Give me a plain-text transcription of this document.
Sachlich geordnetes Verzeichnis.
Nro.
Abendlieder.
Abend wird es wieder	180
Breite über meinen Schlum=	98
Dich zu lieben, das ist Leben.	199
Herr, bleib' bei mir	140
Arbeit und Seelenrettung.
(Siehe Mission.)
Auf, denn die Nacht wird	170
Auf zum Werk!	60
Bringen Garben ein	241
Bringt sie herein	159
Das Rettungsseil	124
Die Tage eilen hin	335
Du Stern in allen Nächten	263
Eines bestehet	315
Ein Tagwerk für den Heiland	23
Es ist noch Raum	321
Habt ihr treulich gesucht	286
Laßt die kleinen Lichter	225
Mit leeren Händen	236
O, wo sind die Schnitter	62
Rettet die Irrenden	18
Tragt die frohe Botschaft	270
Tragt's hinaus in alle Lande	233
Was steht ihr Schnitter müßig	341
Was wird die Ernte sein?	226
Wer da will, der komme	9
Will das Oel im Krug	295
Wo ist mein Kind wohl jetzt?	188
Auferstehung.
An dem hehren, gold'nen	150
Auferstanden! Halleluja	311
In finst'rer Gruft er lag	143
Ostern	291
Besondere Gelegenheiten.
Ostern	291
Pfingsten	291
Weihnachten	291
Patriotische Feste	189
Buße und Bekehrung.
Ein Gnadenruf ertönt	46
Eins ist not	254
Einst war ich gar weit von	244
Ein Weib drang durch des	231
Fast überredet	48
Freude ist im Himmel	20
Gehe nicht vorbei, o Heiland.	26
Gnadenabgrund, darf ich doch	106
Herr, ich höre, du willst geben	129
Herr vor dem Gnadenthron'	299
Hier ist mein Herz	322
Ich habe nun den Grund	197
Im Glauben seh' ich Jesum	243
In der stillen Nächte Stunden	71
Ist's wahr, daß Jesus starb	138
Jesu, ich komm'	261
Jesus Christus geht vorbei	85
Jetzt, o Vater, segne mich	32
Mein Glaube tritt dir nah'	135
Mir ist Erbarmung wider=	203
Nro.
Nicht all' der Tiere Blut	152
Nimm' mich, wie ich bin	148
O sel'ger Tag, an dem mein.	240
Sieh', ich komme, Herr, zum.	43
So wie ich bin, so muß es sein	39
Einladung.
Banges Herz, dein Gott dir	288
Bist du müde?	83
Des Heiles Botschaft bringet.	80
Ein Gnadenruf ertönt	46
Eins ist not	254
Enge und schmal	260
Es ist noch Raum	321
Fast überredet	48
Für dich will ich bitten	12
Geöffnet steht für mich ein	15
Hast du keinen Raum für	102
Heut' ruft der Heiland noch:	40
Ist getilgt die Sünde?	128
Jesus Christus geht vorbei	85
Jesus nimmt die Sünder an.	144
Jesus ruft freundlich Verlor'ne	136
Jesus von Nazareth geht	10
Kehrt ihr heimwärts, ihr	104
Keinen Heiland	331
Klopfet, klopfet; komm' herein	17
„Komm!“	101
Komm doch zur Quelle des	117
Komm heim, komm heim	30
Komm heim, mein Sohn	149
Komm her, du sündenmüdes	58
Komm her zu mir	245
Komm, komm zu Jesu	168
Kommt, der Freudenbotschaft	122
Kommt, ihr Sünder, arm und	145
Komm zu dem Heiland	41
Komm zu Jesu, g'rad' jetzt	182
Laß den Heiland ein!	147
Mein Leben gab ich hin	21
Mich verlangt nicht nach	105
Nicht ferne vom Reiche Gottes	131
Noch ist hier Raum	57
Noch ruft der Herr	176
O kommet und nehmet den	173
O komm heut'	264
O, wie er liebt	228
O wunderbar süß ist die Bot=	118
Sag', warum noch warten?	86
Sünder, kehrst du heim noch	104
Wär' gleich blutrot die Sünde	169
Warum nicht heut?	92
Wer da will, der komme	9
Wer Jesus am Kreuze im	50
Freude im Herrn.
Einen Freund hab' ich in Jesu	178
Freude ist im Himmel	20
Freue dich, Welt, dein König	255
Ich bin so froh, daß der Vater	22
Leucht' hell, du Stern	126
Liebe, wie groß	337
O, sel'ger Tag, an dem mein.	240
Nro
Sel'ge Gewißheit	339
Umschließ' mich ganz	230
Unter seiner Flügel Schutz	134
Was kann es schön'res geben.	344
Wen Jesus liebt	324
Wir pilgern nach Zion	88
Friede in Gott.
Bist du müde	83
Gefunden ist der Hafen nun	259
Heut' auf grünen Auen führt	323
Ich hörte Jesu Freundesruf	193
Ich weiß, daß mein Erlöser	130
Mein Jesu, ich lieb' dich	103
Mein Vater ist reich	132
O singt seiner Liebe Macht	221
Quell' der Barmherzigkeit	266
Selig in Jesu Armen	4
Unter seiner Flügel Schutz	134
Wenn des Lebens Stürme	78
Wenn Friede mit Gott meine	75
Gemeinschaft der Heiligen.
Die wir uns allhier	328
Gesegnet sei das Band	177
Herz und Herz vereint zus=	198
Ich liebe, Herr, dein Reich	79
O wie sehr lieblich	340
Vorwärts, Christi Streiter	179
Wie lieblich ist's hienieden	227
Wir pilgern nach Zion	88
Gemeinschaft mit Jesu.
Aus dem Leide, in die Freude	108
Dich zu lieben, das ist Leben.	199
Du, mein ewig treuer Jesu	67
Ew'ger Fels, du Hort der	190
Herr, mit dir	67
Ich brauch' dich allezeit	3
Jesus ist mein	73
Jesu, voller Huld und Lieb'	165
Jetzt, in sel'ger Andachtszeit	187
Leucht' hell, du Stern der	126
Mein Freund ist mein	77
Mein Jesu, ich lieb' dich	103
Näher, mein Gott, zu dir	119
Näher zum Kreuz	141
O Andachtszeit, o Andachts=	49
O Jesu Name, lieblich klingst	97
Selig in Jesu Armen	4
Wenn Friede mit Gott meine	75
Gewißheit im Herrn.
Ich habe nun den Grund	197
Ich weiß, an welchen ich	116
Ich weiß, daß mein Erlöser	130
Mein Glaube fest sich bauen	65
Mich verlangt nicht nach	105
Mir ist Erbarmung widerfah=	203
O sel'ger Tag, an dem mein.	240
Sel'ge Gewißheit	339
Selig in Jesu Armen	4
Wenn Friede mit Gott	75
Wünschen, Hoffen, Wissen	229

- - - - - - -

Set down the listing above in full, please, exactly as it appears.

▶ EXPECTED ANSWER:
Give me a plain-text transcription of this document.
Sachlich geordnetes Verzeichnis.
Nro.
Abendlieder.
Abend wird es wieder	180
Breite über meinen Schlum=	98
Dich zu lieben, das ist Leben.	199
Herr, bleib' bei mir	140
Arbeit und Seelenrettung.
(Siehe Mission.)
Auf, denn die Nacht wird	170
Auf zum Werk!	60
Bringen Garben ein	241
Bringt sie herein	159
Das Rettungsseil	124
Die Tage eilen hin	335
Du Stern in allen Nächten	263
Eines bestehet	315
Ein Tagwerk für den Heiland	23
Es ist noch Raum	321
Habt ihr treulich gesucht	286
Laßt die kleinen Lichter	225
Mit leeren Händen	236
O, wo sind die Schnitter	62
Rettet die Irrenden	18
Tragt die frohe Botschaft	270
Tragt's hinaus in alle Lande	233
Was steht ihr Schnitter müßig	341
Was wird die Ernte sein?	226
Wer da will, der komme	9
Will das Oel im Krug	295
Wo ist mein Kind wohl jetzt?	188
Auferstehung.
An dem hehren, gold'nen	150
Auferstanden! Halleluja	311
In finst'rer Gruft er lag	143
Ostern	291
Besondere Gelegenheiten.
Ostern	291
Pfingsten	291
Weihnachten	291
Patriotische Feste	189
Buße und Bekehrung.
Ein Gnadenruf ertönt	46
Eins ist not	254
Einst war ich gar weit von	244
Ein Weib drang durch des	231
Fast überredet	48
Freude ist im Himmel	20
Gehe nicht vorbei, o Heiland.	26
Gnadenabgrund, darf ich doch	106
Herr, ich höre, du willst geben	129
Herr vor dem Gnadenthron'	299
Hier ist mein Herz	322
Ich habe nun den Grund	197
Im Glauben seh' ich Jesum	243
In der stillen Nächte Stunden	71
Ist's wahr, daß Jesus starb	138
Jesu, ich komm'	261
Jesus Christus geht vorbei	85
Jetzt, o Vater, segne mich	32
Mein Glaube tritt dir nah'	135
Mir ist Erbarmung wider=	203
Nro.
Nicht all' der Tiere Blut	152
Nimm' mich, wie ich bin	148
O sel'ger Tag, an dem mein.	240
Sieh', ich komme, Herr, zum.	43
So wie ich bin, so muß es sein	39
Einladung.
Banges Herz, dein Gott dir	288
Bist du müde?	83
Des Heiles Botschaft bringet.	80
Ein Gnadenruf ertönt	46
Eins ist not	254
Enge und schmal	260
Es ist noch Raum	321
Fast überredet	48
Für dich will ich bitten	12
Geöffnet steht für mich ein	15
Hast du keinen Raum für	102
Heut' ruft der Heiland noch:	40
Ist getilgt die Sünde?	128
Jesus Christus geht vorbei	85
Jesus nimmt die Sünder an.	144
Jesus ruft freundlich Verlor'ne	136
Jesus von Nazareth geht	10
Kehrt ihr heimwärts, ihr	104
Keinen Heiland	331
Klopfet, klopfet; komm' herein	17
„Komm!“	101
Komm doch zur Quelle des	117
Komm heim, komm heim	30
Komm heim, mein Sohn	149
Komm her, du sündenmüdes	58
Komm her zu mir	245
Komm, komm zu Jesu	168
Kommt, der Freudenbotschaft	122
Kommt, ihr Sünder, arm und	145
Komm zu dem Heiland	41
Komm zu Jesu, g'rad' jetzt	182
Laß den Heiland ein!	147
Mein Leben gab ich hin	21
Mich verlangt nicht nach	105
Nicht ferne vom Reiche Gottes	131
Noch ist hier Raum	57
Noch ruft der Herr	176
O kommet und nehmet den	173
O komm heut'	264
O, wie er liebt	228
O wunderbar süß ist die Bot=	118
Sag', warum noch warten?	86
Sünder, kehrst du heim noch	104
Wär' gleich blutrot die Sünde	169
Warum nicht heut?	92
Wer da will, der komme	9
Wer Jesus am Kreuze im	50
Freude im Herrn.
Einen Freund hab' ich in Jesu	178
Freude ist im Himmel	20
Freue dich, Welt, dein König	255
Ich bin so froh, daß der Vater	22
Leucht' hell, du Stern	126
Liebe, wie groß	337
O, sel'ger Tag, an dem mein.	240
Nro
Sel'ge Gewißheit	339
Umschließ' mich ganz	230
Unter seiner Flügel Schutz	134
Was kann es schön'res geben.	344
Wen Jesus liebt	324
Wir pilgern nach Zion	88
Friede in Gott.
Bist du müde	83
Gefunden ist der Hafen nun	259
Heut' auf grünen Auen führt	323
Ich hörte Jesu Freundesruf	193
Ich weiß, daß mein Erlöser	130
Mein Jesu, ich lieb' dich	103
Mein Vater ist reich	132
O singt seiner Liebe Macht	221
Quell' der Barmherzigkeit	266
Selig in Jesu Armen	4
Unter seiner Flügel Schutz	134
Wenn des Lebens Stürme	78
Wenn Friede mit Gott meine	75
Gemeinschaft der Heiligen.
Die wir uns allhier	328
Gesegnet sei das Band	177
Herz und Herz vereint zus=	198
Ich liebe, Herr, dein Reich	79
O wie sehr lieblich	340
Vorwärts, Christi Streiter	179
Wie lieblich ist's hienieden	227
Wir pilgern nach Zion	88
Gemeinschaft mit Jesu.
Aus dem Leide, in die Freude	108
Dich zu lieben, das ist Leben.	199
Du, mein ewig treuer Jesu	67
Ew'ger Fels, du Hort der	190
Herr, mit dir	67
Ich brauch' dich allezeit	3
Jesus ist mein	73
Jesu, voller Huld und Lieb'	165
Jetzt, in sel'ger Andachtszeit	187
Leucht' hell, du Stern der	126
Mein Freund ist mein	77
Mein Jesu, ich lieb' dich	103
Näher, mein Gott, zu dir	119
Näher zum Kreuz	141
O Andachtszeit, o Andachts=	49
O Jesu Name, lieblich klingst	97
Selig in Jesu Armen	4
Wenn Friede mit Gott meine	75
Gewißheit im Herrn.
Ich habe nun den Grund	197
Ich weiß, an welchen ich	116
Ich weiß, daß mein Erlöser	130
Mein Glaube fest sich bauen	65
Mich verlangt nicht nach	105
Mir ist Erbarmung widerfah=	203
O sel'ger Tag, an dem mein.	240
Sel'ge Gewißheit	339
Selig in Jesu Armen	4
Wenn Friede mit Gott	75
Wünschen, Hoffen, Wissen	229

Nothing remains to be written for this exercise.